* TO BE DONE: Quote the listing in full, exactly as given, minus any pictures.

Records that describe figures:
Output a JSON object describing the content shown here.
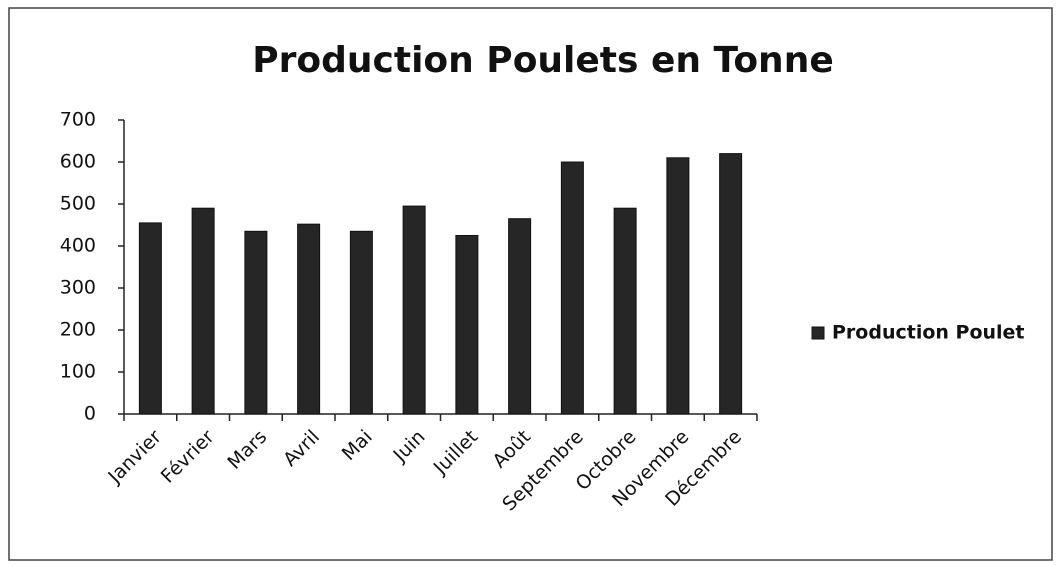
{
  "chart_data": {
    "type": "bar",
    "title": "Production Poulets en Tonne",
    "categories": [
      "Janvier",
      "Février",
      "Mars",
      "Avril",
      "Mai",
      "Juin",
      "Juillet",
      "Août",
      "Septembre",
      "Octobre",
      "Novembre",
      "Décembre"
    ],
    "series": [
      {
        "name": "Production Poulet",
        "color": "#262626",
        "values": [
          455,
          490,
          435,
          452,
          435,
          495,
          425,
          465,
          600,
          490,
          610,
          620
        ]
      }
    ],
    "ylim": [
      0,
      700
    ],
    "yticks": [
      0,
      100,
      200,
      300,
      400,
      500,
      600,
      700
    ],
    "grid": false,
    "legend": "right"
  }
}
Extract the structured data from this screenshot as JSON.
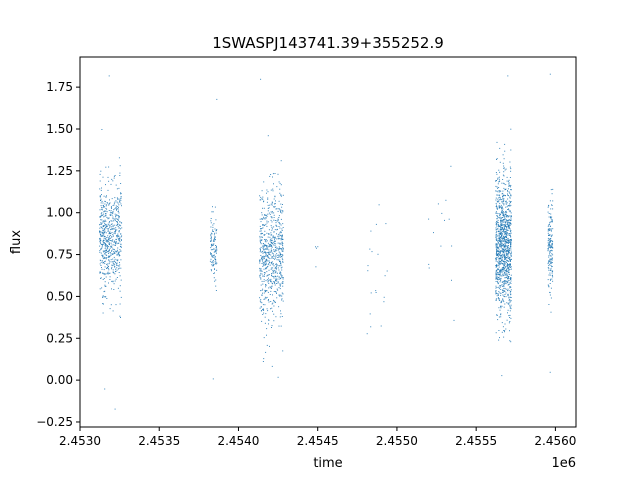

* RESULT OF THE EXERCISE:
Output a JSON object describing the content shown here.
{
  "chart_data": {
    "type": "bar",
    "title": "Production Poulets en Tonne",
    "categories": [
      "Janvier",
      "Février",
      "Mars",
      "Avril",
      "Mai",
      "Juin",
      "Juillet",
      "Août",
      "Septembre",
      "Octobre",
      "Novembre",
      "Décembre"
    ],
    "series": [
      {
        "name": "Production Poulet",
        "color": "#262626",
        "values": [
          455,
          490,
          435,
          452,
          435,
          495,
          425,
          465,
          600,
          490,
          610,
          620
        ]
      }
    ],
    "ylim": [
      0,
      700
    ],
    "yticks": [
      0,
      100,
      200,
      300,
      400,
      500,
      600,
      700
    ],
    "grid": false,
    "legend": "right"
  }
}
Extract the structured data from this screenshot as JSON.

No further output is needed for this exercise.